▶ **Problem description**
Restate the records that follow word for word; no pictures should appear.

▶ **Data supplied**
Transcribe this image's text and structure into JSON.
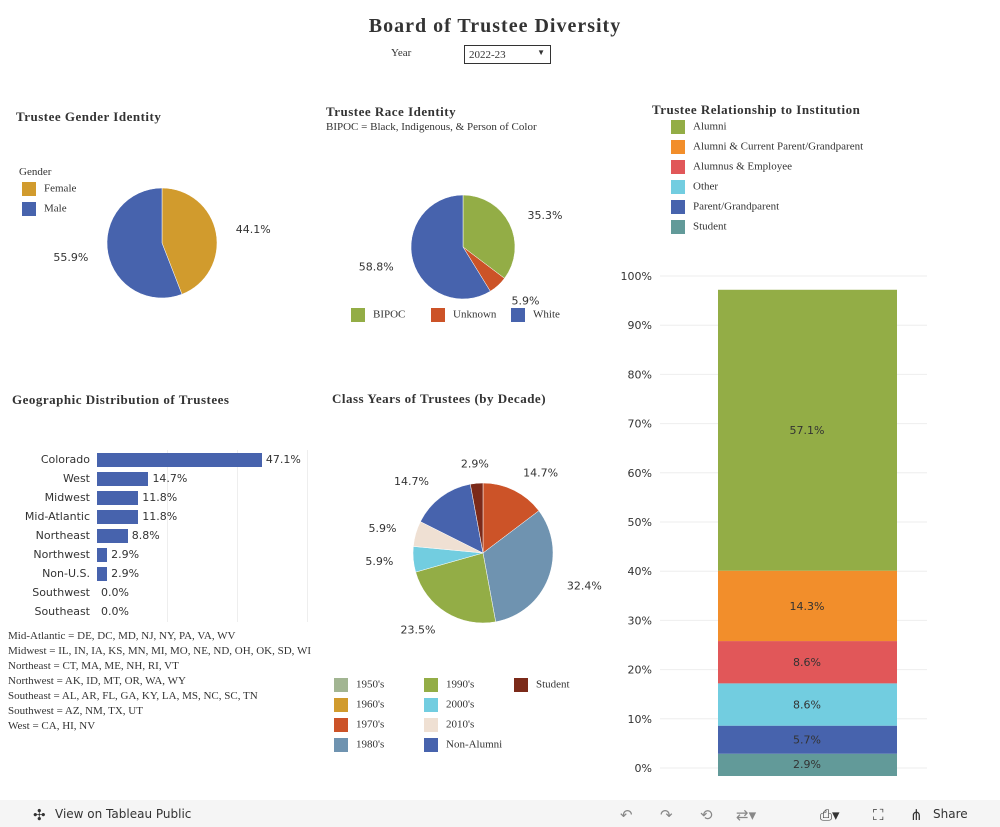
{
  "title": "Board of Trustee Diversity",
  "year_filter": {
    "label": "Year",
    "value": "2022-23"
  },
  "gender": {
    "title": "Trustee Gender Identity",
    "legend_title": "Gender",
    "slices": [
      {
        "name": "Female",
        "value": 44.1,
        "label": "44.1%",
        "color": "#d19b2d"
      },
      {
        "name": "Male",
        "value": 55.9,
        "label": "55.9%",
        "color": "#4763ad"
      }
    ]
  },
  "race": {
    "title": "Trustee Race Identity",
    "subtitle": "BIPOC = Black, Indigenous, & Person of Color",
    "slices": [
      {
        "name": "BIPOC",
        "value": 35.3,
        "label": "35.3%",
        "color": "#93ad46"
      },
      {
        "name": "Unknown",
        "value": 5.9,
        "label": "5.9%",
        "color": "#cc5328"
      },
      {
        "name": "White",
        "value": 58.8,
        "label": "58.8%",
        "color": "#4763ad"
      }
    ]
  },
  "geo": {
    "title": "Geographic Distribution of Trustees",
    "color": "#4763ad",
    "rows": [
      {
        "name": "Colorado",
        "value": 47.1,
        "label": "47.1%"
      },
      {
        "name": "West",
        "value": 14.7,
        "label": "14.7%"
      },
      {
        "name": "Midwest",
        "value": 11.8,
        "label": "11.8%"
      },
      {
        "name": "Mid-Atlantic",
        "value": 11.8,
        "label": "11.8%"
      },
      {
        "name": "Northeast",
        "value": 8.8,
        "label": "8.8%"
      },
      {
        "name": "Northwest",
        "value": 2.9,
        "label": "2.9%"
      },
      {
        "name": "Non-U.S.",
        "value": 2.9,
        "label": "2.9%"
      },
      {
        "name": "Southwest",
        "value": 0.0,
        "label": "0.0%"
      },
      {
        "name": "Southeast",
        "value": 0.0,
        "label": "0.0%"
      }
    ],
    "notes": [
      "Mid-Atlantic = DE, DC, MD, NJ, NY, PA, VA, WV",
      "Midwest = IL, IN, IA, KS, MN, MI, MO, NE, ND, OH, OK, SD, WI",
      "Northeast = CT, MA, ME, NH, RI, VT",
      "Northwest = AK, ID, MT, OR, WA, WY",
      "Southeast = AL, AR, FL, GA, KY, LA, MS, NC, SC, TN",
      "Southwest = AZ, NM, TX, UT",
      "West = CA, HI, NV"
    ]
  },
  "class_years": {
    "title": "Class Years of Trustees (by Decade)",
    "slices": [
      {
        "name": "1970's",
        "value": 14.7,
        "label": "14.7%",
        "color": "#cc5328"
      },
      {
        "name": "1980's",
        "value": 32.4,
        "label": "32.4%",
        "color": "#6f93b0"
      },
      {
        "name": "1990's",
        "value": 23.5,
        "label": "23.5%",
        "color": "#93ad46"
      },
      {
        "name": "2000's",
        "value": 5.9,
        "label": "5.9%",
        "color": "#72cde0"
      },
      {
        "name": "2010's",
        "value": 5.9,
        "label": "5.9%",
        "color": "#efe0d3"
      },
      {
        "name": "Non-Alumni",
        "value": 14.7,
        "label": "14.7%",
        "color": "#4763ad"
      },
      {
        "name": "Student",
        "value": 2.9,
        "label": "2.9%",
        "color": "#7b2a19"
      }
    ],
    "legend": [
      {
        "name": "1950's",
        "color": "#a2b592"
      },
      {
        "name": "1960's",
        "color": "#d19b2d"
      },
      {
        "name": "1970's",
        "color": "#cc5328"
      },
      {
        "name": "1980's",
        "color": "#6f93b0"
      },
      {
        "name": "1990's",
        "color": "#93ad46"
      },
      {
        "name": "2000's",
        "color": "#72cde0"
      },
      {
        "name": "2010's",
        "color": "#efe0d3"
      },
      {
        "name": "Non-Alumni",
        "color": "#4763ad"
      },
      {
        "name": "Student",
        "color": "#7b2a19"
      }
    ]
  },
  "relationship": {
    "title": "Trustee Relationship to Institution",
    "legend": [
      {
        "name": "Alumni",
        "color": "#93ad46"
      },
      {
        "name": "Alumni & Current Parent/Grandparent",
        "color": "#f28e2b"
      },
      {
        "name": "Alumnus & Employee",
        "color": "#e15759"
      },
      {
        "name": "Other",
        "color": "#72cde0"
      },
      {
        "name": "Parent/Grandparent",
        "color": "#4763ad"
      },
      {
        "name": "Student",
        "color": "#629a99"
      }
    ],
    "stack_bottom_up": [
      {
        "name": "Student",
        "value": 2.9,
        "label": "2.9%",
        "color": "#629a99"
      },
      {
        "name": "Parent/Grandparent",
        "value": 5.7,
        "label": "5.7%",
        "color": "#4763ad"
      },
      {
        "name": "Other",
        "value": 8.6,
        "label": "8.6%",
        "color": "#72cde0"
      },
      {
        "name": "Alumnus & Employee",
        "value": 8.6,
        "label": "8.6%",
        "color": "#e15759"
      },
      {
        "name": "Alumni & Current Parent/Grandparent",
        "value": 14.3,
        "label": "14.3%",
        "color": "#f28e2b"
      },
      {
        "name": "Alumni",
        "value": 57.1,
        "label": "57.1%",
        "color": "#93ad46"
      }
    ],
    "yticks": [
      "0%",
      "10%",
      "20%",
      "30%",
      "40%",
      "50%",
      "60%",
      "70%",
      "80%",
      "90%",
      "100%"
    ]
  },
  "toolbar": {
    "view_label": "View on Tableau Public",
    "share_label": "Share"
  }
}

▶ **Output**
Transcribe this image's text and structure into JSON.
{
  "title": "Board of Trustee Diversity",
  "year_filter": {
    "label": "Year",
    "value": "2022-23"
  },
  "gender": {
    "title": "Trustee Gender Identity",
    "legend_title": "Gender",
    "slices": [
      {
        "name": "Female",
        "value": 44.1,
        "label": "44.1%",
        "color": "#d19b2d"
      },
      {
        "name": "Male",
        "value": 55.9,
        "label": "55.9%",
        "color": "#4763ad"
      }
    ]
  },
  "race": {
    "title": "Trustee Race Identity",
    "subtitle": "BIPOC = Black, Indigenous, & Person of Color",
    "slices": [
      {
        "name": "BIPOC",
        "value": 35.3,
        "label": "35.3%",
        "color": "#93ad46"
      },
      {
        "name": "Unknown",
        "value": 5.9,
        "label": "5.9%",
        "color": "#cc5328"
      },
      {
        "name": "White",
        "value": 58.8,
        "label": "58.8%",
        "color": "#4763ad"
      }
    ]
  },
  "geo": {
    "title": "Geographic Distribution of Trustees",
    "color": "#4763ad",
    "rows": [
      {
        "name": "Colorado",
        "value": 47.1,
        "label": "47.1%"
      },
      {
        "name": "West",
        "value": 14.7,
        "label": "14.7%"
      },
      {
        "name": "Midwest",
        "value": 11.8,
        "label": "11.8%"
      },
      {
        "name": "Mid-Atlantic",
        "value": 11.8,
        "label": "11.8%"
      },
      {
        "name": "Northeast",
        "value": 8.8,
        "label": "8.8%"
      },
      {
        "name": "Northwest",
        "value": 2.9,
        "label": "2.9%"
      },
      {
        "name": "Non-U.S.",
        "value": 2.9,
        "label": "2.9%"
      },
      {
        "name": "Southwest",
        "value": 0.0,
        "label": "0.0%"
      },
      {
        "name": "Southeast",
        "value": 0.0,
        "label": "0.0%"
      }
    ],
    "notes": [
      "Mid-Atlantic = DE, DC, MD, NJ, NY, PA, VA, WV",
      "Midwest = IL, IN, IA, KS, MN, MI, MO, NE, ND, OH, OK, SD, WI",
      "Northeast = CT, MA, ME, NH, RI, VT",
      "Northwest = AK, ID, MT, OR, WA, WY",
      "Southeast = AL, AR, FL, GA, KY, LA, MS, NC, SC, TN",
      "Southwest = AZ, NM, TX, UT",
      "West = CA, HI, NV"
    ]
  },
  "class_years": {
    "title": "Class Years of Trustees (by Decade)",
    "slices": [
      {
        "name": "1970's",
        "value": 14.7,
        "label": "14.7%",
        "color": "#cc5328"
      },
      {
        "name": "1980's",
        "value": 32.4,
        "label": "32.4%",
        "color": "#6f93b0"
      },
      {
        "name": "1990's",
        "value": 23.5,
        "label": "23.5%",
        "color": "#93ad46"
      },
      {
        "name": "2000's",
        "value": 5.9,
        "label": "5.9%",
        "color": "#72cde0"
      },
      {
        "name": "2010's",
        "value": 5.9,
        "label": "5.9%",
        "color": "#efe0d3"
      },
      {
        "name": "Non-Alumni",
        "value": 14.7,
        "label": "14.7%",
        "color": "#4763ad"
      },
      {
        "name": "Student",
        "value": 2.9,
        "label": "2.9%",
        "color": "#7b2a19"
      }
    ],
    "legend": [
      {
        "name": "1950's",
        "color": "#a2b592"
      },
      {
        "name": "1960's",
        "color": "#d19b2d"
      },
      {
        "name": "1970's",
        "color": "#cc5328"
      },
      {
        "name": "1980's",
        "color": "#6f93b0"
      },
      {
        "name": "1990's",
        "color": "#93ad46"
      },
      {
        "name": "2000's",
        "color": "#72cde0"
      },
      {
        "name": "2010's",
        "color": "#efe0d3"
      },
      {
        "name": "Non-Alumni",
        "color": "#4763ad"
      },
      {
        "name": "Student",
        "color": "#7b2a19"
      }
    ]
  },
  "relationship": {
    "title": "Trustee Relationship to Institution",
    "legend": [
      {
        "name": "Alumni",
        "color": "#93ad46"
      },
      {
        "name": "Alumni & Current Parent/Grandparent",
        "color": "#f28e2b"
      },
      {
        "name": "Alumnus & Employee",
        "color": "#e15759"
      },
      {
        "name": "Other",
        "color": "#72cde0"
      },
      {
        "name": "Parent/Grandparent",
        "color": "#4763ad"
      },
      {
        "name": "Student",
        "color": "#629a99"
      }
    ],
    "stack_bottom_up": [
      {
        "name": "Student",
        "value": 2.9,
        "label": "2.9%",
        "color": "#629a99"
      },
      {
        "name": "Parent/Grandparent",
        "value": 5.7,
        "label": "5.7%",
        "color": "#4763ad"
      },
      {
        "name": "Other",
        "value": 8.6,
        "label": "8.6%",
        "color": "#72cde0"
      },
      {
        "name": "Alumnus & Employee",
        "value": 8.6,
        "label": "8.6%",
        "color": "#e15759"
      },
      {
        "name": "Alumni & Current Parent/Grandparent",
        "value": 14.3,
        "label": "14.3%",
        "color": "#f28e2b"
      },
      {
        "name": "Alumni",
        "value": 57.1,
        "label": "57.1%",
        "color": "#93ad46"
      }
    ],
    "yticks": [
      "0%",
      "10%",
      "20%",
      "30%",
      "40%",
      "50%",
      "60%",
      "70%",
      "80%",
      "90%",
      "100%"
    ]
  },
  "toolbar": {
    "view_label": "View on Tableau Public",
    "share_label": "Share"
  }
}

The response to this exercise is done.